Required task: Which lines hold the word "title"? Copy each of them from the material.

^^^^

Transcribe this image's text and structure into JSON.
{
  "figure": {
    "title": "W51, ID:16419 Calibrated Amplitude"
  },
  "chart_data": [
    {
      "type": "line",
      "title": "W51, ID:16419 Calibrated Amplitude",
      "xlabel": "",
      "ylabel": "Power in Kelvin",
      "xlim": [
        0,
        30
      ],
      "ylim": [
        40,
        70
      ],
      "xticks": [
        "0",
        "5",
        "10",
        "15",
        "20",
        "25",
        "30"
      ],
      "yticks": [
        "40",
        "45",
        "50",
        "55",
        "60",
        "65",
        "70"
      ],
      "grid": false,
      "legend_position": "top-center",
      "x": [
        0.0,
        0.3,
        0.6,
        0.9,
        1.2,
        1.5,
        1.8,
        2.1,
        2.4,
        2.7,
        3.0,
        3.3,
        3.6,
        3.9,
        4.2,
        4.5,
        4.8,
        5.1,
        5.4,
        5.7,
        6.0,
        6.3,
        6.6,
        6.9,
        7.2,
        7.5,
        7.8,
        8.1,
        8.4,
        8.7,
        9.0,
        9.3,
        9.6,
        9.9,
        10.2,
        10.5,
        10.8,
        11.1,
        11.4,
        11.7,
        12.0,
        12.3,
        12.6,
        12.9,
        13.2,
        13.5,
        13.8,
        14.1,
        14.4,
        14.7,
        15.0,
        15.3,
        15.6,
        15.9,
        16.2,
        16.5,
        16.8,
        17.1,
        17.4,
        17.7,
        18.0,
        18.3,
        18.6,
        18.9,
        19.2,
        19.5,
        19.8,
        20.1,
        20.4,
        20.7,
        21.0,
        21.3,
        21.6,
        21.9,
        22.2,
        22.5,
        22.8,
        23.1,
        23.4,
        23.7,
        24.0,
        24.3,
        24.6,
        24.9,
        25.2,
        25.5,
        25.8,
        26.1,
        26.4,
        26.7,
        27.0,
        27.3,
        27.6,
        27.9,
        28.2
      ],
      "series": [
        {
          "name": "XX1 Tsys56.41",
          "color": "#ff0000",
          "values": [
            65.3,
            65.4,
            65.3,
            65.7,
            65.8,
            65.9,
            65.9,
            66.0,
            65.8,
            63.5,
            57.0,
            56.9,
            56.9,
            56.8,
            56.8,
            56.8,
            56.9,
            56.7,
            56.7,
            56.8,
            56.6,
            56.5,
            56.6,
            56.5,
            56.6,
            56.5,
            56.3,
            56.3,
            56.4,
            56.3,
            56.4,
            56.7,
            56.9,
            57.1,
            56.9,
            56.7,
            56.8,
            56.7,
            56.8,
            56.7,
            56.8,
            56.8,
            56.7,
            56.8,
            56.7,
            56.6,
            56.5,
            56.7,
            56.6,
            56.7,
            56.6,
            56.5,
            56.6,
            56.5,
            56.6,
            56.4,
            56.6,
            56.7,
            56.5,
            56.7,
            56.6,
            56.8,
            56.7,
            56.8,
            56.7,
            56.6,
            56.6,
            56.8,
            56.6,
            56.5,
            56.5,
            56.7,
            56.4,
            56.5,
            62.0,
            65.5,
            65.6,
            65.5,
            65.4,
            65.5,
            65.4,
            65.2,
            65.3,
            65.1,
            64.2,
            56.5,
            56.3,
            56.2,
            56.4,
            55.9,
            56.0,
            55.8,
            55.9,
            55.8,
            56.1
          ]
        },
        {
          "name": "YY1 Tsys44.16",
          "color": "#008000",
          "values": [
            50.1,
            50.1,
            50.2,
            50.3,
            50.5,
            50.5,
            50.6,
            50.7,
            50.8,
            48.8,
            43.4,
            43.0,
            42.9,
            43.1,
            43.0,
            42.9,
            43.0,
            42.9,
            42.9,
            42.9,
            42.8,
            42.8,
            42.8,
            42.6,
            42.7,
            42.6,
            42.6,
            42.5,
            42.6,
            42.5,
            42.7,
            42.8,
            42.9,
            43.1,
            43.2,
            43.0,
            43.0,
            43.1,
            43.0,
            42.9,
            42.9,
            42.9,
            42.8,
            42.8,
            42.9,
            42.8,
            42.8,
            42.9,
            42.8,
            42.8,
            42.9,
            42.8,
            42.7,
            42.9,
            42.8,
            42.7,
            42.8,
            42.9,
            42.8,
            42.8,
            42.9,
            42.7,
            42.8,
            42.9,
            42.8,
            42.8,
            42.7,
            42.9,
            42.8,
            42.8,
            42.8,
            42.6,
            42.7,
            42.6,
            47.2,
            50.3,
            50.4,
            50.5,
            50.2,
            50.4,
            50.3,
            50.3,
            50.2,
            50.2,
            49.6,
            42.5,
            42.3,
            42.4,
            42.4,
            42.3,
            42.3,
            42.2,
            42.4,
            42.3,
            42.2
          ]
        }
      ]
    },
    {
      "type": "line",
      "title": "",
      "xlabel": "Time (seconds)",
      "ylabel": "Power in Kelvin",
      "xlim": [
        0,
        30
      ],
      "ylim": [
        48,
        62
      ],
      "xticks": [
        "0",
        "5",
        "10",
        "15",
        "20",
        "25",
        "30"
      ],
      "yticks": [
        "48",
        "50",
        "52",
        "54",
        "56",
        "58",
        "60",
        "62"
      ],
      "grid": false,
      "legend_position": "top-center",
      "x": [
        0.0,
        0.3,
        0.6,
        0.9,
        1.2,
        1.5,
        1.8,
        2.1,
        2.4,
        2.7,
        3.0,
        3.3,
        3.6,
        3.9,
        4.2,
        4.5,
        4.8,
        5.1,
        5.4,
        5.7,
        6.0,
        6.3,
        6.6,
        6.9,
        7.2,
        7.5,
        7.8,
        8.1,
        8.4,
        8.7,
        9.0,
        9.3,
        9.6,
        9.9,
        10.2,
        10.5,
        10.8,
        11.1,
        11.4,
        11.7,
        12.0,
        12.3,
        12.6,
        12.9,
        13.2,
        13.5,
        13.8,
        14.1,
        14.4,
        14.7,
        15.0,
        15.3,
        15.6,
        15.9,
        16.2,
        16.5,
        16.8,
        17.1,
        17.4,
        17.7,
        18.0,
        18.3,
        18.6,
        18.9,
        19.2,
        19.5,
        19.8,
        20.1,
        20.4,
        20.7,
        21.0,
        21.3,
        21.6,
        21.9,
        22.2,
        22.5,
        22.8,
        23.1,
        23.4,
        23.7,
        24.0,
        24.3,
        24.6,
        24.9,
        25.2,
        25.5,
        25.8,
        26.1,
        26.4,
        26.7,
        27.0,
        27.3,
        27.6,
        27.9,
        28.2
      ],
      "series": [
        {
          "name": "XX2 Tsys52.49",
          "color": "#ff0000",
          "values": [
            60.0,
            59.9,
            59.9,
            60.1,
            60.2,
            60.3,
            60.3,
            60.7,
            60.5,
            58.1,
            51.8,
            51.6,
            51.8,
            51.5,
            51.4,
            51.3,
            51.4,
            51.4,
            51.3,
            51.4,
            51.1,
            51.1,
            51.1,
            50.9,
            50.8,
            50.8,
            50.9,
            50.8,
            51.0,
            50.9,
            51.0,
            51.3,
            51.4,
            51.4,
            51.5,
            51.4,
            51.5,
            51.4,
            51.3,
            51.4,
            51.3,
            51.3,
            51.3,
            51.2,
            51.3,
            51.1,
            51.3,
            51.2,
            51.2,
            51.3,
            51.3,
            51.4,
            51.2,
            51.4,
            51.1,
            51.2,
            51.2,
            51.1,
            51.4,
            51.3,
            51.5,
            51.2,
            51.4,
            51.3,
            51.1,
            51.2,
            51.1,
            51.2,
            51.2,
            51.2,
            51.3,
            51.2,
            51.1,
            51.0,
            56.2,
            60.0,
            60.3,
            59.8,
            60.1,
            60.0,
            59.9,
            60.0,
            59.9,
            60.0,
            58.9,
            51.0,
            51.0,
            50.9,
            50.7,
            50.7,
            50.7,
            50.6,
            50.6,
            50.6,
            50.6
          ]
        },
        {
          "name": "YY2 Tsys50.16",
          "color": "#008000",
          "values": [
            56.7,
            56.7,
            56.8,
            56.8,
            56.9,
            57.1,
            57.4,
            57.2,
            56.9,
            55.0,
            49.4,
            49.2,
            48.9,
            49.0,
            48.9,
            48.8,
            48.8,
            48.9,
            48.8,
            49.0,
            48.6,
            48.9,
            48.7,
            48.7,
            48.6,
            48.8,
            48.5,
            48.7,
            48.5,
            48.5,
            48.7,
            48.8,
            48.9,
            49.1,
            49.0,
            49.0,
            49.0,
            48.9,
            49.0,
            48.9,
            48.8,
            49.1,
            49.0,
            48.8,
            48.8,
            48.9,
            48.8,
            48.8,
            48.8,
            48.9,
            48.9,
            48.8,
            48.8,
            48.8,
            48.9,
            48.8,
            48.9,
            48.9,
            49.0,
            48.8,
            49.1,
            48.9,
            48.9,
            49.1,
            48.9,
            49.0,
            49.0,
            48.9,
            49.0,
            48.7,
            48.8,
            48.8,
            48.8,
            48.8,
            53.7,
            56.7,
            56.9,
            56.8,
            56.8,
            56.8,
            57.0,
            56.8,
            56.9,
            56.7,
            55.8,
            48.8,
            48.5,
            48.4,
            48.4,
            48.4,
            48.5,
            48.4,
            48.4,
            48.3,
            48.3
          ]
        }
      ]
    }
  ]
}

^^^^

Result for this exercise:
    "title": "W51, ID:16419 Calibrated Amplitude"
      "title": "W51, ID:16419 Calibrated Amplitude",
      "title": "",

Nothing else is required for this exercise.